Problem requirements :: Write out every entry exactly as it stands.

Material to process ::
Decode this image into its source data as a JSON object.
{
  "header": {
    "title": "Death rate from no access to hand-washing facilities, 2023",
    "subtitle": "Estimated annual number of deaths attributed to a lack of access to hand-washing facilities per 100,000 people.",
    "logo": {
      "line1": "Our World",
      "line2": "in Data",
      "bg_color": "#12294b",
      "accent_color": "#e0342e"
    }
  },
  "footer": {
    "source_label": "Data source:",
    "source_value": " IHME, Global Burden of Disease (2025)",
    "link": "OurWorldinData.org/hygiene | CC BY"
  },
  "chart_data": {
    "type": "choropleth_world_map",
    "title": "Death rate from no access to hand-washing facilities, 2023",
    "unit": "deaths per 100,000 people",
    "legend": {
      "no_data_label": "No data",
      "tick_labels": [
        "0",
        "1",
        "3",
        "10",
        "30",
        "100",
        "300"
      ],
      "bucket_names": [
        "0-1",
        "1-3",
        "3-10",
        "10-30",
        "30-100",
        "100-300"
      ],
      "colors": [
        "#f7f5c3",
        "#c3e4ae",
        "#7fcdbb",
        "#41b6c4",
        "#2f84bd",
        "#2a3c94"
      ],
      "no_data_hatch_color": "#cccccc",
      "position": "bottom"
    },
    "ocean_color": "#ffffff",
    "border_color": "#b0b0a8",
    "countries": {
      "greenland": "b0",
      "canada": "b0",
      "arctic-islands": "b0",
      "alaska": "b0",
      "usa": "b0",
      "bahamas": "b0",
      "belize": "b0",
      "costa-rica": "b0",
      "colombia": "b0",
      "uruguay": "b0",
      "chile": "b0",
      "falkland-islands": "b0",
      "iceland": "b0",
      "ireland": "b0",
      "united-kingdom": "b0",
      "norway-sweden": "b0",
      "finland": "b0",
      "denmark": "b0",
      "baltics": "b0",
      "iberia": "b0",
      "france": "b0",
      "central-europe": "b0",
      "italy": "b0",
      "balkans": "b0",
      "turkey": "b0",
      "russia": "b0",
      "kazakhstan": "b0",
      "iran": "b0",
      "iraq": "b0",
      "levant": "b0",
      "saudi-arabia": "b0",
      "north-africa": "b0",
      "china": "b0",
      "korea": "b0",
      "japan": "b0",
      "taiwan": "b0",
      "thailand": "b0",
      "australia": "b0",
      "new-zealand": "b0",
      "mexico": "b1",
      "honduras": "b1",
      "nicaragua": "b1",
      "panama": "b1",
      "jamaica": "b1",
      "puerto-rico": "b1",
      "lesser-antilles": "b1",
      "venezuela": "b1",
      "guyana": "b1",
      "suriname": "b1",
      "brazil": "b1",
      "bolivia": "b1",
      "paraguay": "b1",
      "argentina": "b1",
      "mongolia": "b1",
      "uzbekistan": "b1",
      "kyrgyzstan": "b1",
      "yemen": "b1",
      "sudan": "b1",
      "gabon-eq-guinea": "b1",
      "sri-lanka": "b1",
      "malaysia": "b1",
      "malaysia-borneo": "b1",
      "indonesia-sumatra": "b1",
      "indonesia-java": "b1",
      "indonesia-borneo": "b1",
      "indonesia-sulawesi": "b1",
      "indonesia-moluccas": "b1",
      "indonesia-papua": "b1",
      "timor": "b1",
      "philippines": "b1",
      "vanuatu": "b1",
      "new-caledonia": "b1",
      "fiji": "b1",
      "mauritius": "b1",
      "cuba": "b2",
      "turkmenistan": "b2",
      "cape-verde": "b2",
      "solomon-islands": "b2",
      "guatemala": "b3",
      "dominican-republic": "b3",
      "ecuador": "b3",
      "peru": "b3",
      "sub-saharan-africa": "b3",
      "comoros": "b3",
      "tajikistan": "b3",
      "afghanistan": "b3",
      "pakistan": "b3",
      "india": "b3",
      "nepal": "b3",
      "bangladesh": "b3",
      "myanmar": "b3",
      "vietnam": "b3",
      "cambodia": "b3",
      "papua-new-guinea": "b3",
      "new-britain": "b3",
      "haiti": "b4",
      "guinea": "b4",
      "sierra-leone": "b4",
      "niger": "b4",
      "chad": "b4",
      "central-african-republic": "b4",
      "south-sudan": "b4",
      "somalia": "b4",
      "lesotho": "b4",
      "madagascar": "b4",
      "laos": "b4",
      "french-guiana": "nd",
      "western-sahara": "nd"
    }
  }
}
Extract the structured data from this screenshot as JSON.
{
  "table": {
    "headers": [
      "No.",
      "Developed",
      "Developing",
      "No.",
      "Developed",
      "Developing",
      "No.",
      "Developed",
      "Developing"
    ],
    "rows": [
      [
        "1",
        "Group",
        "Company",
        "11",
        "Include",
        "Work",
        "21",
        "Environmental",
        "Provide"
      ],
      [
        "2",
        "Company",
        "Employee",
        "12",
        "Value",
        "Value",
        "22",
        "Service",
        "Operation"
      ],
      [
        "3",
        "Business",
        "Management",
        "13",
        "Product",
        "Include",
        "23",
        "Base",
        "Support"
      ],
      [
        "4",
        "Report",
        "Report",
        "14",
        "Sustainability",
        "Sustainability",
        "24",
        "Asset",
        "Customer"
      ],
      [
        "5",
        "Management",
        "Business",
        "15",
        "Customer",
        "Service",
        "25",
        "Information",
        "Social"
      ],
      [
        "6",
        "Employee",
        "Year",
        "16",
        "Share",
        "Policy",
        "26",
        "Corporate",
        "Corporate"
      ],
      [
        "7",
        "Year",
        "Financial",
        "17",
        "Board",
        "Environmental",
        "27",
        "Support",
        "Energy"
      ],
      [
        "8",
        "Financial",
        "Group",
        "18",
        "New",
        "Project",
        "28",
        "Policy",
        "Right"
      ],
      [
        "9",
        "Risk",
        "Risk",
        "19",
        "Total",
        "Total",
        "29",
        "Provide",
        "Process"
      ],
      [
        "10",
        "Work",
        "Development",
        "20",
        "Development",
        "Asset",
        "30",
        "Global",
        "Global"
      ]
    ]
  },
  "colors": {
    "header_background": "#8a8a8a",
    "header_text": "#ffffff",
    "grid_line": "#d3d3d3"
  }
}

Output of the exercise ::
Decode this image into its source data as a JSON object.
{
  "header": {
    "title": "Death rate from no access to hand-washing facilities, 2023",
    "subtitle": "Estimated annual number of deaths attributed to a lack of access to hand-washing facilities per 100,000 people.",
    "logo": {
      "line1": "Our World",
      "line2": "in Data",
      "bg_color": "#12294b",
      "accent_color": "#e0342e"
    }
  },
  "footer": {
    "source_label": "Data source:",
    "source_value": " IHME, Global Burden of Disease (2025)",
    "link": "OurWorldinData.org/hygiene | CC BY"
  },
  "chart_data": {
    "type": "choropleth_world_map",
    "title": "Death rate from no access to hand-washing facilities, 2023",
    "unit": "deaths per 100,000 people",
    "legend": {
      "no_data_label": "No data",
      "tick_labels": [
        "0",
        "1",
        "3",
        "10",
        "30",
        "100",
        "300"
      ],
      "bucket_names": [
        "0-1",
        "1-3",
        "3-10",
        "10-30",
        "30-100",
        "100-300"
      ],
      "colors": [
        "#f7f5c3",
        "#c3e4ae",
        "#7fcdbb",
        "#41b6c4",
        "#2f84bd",
        "#2a3c94"
      ],
      "no_data_hatch_color": "#cccccc",
      "position": "bottom"
    },
    "ocean_color": "#ffffff",
    "border_color": "#b0b0a8",
    "countries": {
      "greenland": "b0",
      "canada": "b0",
      "arctic-islands": "b0",
      "alaska": "b0",
      "usa": "b0",
      "bahamas": "b0",
      "belize": "b0",
      "costa-rica": "b0",
      "colombia": "b0",
      "uruguay": "b0",
      "chile": "b0",
      "falkland-islands": "b0",
      "iceland": "b0",
      "ireland": "b0",
      "united-kingdom": "b0",
      "norway-sweden": "b0",
      "finland": "b0",
      "denmark": "b0",
      "baltics": "b0",
      "iberia": "b0",
      "france": "b0",
      "central-europe": "b0",
      "italy": "b0",
      "balkans": "b0",
      "turkey": "b0",
      "russia": "b0",
      "kazakhstan": "b0",
      "iran": "b0",
      "iraq": "b0",
      "levant": "b0",
      "saudi-arabia": "b0",
      "north-africa": "b0",
      "china": "b0",
      "korea": "b0",
      "japan": "b0",
      "taiwan": "b0",
      "thailand": "b0",
      "australia": "b0",
      "new-zealand": "b0",
      "mexico": "b1",
      "honduras": "b1",
      "nicaragua": "b1",
      "panama": "b1",
      "jamaica": "b1",
      "puerto-rico": "b1",
      "lesser-antilles": "b1",
      "venezuela": "b1",
      "guyana": "b1",
      "suriname": "b1",
      "brazil": "b1",
      "bolivia": "b1",
      "paraguay": "b1",
      "argentina": "b1",
      "mongolia": "b1",
      "uzbekistan": "b1",
      "kyrgyzstan": "b1",
      "yemen": "b1",
      "sudan": "b1",
      "gabon-eq-guinea": "b1",
      "sri-lanka": "b1",
      "malaysia": "b1",
      "malaysia-borneo": "b1",
      "indonesia-sumatra": "b1",
      "indonesia-java": "b1",
      "indonesia-borneo": "b1",
      "indonesia-sulawesi": "b1",
      "indonesia-moluccas": "b1",
      "indonesia-papua": "b1",
      "timor": "b1",
      "philippines": "b1",
      "vanuatu": "b1",
      "new-caledonia": "b1",
      "fiji": "b1",
      "mauritius": "b1",
      "cuba": "b2",
      "turkmenistan": "b2",
      "cape-verde": "b2",
      "solomon-islands": "b2",
      "guatemala": "b3",
      "dominican-republic": "b3",
      "ecuador": "b3",
      "peru": "b3",
      "sub-saharan-africa": "b3",
      "comoros": "b3",
      "tajikistan": "b3",
      "afghanistan": "b3",
      "pakistan": "b3",
      "india": "b3",
      "nepal": "b3",
      "bangladesh": "b3",
      "myanmar": "b3",
      "vietnam": "b3",
      "cambodia": "b3",
      "papua-new-guinea": "b3",
      "new-britain": "b3",
      "haiti": "b4",
      "guinea": "b4",
      "sierra-leone": "b4",
      "niger": "b4",
      "chad": "b4",
      "central-african-republic": "b4",
      "south-sudan": "b4",
      "somalia": "b4",
      "lesotho": "b4",
      "madagascar": "b4",
      "laos": "b4",
      "french-guiana": "nd",
      "western-sahara": "nd"
    }
  }
}
Extract the structured data from this screenshot as JSON.
{
  "table": {
    "headers": [
      "No.",
      "Developed",
      "Developing",
      "No.",
      "Developed",
      "Developing",
      "No.",
      "Developed",
      "Developing"
    ],
    "rows": [
      [
        "1",
        "Group",
        "Company",
        "11",
        "Include",
        "Work",
        "21",
        "Environmental",
        "Provide"
      ],
      [
        "2",
        "Company",
        "Employee",
        "12",
        "Value",
        "Value",
        "22",
        "Service",
        "Operation"
      ],
      [
        "3",
        "Business",
        "Management",
        "13",
        "Product",
        "Include",
        "23",
        "Base",
        "Support"
      ],
      [
        "4",
        "Report",
        "Report",
        "14",
        "Sustainability",
        "Sustainability",
        "24",
        "Asset",
        "Customer"
      ],
      [
        "5",
        "Management",
        "Business",
        "15",
        "Customer",
        "Service",
        "25",
        "Information",
        "Social"
      ],
      [
        "6",
        "Employee",
        "Year",
        "16",
        "Share",
        "Policy",
        "26",
        "Corporate",
        "Corporate"
      ],
      [
        "7",
        "Year",
        "Financial",
        "17",
        "Board",
        "Environmental",
        "27",
        "Support",
        "Energy"
      ],
      [
        "8",
        "Financial",
        "Group",
        "18",
        "New",
        "Project",
        "28",
        "Policy",
        "Right"
      ],
      [
        "9",
        "Risk",
        "Risk",
        "19",
        "Total",
        "Total",
        "29",
        "Provide",
        "Process"
      ],
      [
        "10",
        "Work",
        "Development",
        "20",
        "Development",
        "Asset",
        "30",
        "Global",
        "Global"
      ]
    ]
  },
  "colors": {
    "header_background": "#8a8a8a",
    "header_text": "#ffffff",
    "grid_line": "#d3d3d3"
  }
}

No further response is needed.